(Excerpt from a dataset)
---+---

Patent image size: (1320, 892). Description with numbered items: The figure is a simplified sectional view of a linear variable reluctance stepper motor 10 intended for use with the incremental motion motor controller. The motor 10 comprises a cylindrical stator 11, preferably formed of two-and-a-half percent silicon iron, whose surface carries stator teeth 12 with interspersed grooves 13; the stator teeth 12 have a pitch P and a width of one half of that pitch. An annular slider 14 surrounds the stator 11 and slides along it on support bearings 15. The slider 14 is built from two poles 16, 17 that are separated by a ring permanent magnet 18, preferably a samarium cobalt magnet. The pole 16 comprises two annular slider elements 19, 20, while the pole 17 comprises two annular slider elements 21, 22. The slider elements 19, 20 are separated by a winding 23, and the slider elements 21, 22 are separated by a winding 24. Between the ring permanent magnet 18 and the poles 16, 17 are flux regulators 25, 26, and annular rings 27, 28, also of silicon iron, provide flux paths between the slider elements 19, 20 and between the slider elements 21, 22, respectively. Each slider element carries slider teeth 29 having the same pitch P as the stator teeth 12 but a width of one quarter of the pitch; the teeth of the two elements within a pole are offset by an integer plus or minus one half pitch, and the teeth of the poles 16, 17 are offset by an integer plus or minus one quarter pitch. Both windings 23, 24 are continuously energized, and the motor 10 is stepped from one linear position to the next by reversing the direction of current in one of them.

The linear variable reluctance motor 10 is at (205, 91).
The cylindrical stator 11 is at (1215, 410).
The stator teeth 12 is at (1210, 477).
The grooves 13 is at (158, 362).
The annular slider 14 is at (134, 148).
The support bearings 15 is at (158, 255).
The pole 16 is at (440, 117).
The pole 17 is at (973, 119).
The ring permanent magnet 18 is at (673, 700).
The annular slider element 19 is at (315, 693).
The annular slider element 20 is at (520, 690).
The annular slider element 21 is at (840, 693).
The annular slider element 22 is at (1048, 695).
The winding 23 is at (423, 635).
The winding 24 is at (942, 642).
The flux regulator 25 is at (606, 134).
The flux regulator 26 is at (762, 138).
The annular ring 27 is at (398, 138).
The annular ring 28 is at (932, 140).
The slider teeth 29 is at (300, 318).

---+---

§ **Exercise requirements**
Reproduce the records from their first line through the line containing "The flux regulator 25 is at (606, 134).", with both of those lines included.

§ **Finished task**
Patent image size: (1320, 892). Description with numbered items: The figure is a simplified sectional view of a linear variable reluctance stepper motor 10 intended for use with the incremental motion motor controller. The motor 10 comprises a cylindrical stator 11, preferably formed of two-and-a-half percent silicon iron, whose surface carries stator teeth 12 with interspersed grooves 13; the stator teeth 12 have a pitch P and a width of one half of that pitch. An annular slider 14 surrounds the stator 11 and slides along it on support bearings 15. The slider 14 is built from two poles 16, 17 that are separated by a ring permanent magnet 18, preferably a samarium cobalt magnet. The pole 16 comprises two annular slider elements 19, 20, while the pole 17 comprises two annular slider elements 21, 22. The slider elements 19, 20 are separated by a winding 23, and the slider elements 21, 22 are separated by a winding 24. Between the ring permanent magnet 18 and the poles 16, 17 are flux regulators 25, 26, and annular rings 27, 28, also of silicon iron, provide flux paths between the slider elements 19, 20 and between the slider elements 21, 22, respectively. Each slider element carries slider teeth 29 having the same pitch P as the stator teeth 12 but a width of one quarter of the pitch; the teeth of the two elements within a pole are offset by an integer plus or minus one half pitch, and the teeth of the poles 16, 17 are offset by an integer plus or minus one quarter pitch. Both windings 23, 24 are continuously energized, and the motor 10 is stepped from one linear position to the next by reversing the direction of current in one of them.

The linear variable reluctance motor 10 is at (205, 91).
The cylindrical stator 11 is at (1215, 410).
The stator teeth 12 is at (1210, 477).
The grooves 13 is at (158, 362).
The annular slider 14 is at (134, 148).
The support bearings 15 is at (158, 255).
The pole 16 is at (440, 117).
The pole 17 is at (973, 119).
The ring permanent magnet 18 is at (673, 700).
The annular slider element 19 is at (315, 693).
The annular slider element 20 is at (520, 690).
The annular slider element 21 is at (840, 693).
The annular slider element 22 is at (1048, 695).
The winding 23 is at (423, 635).
The winding 24 is at (942, 642).
The flux regulator 25 is at (606, 134).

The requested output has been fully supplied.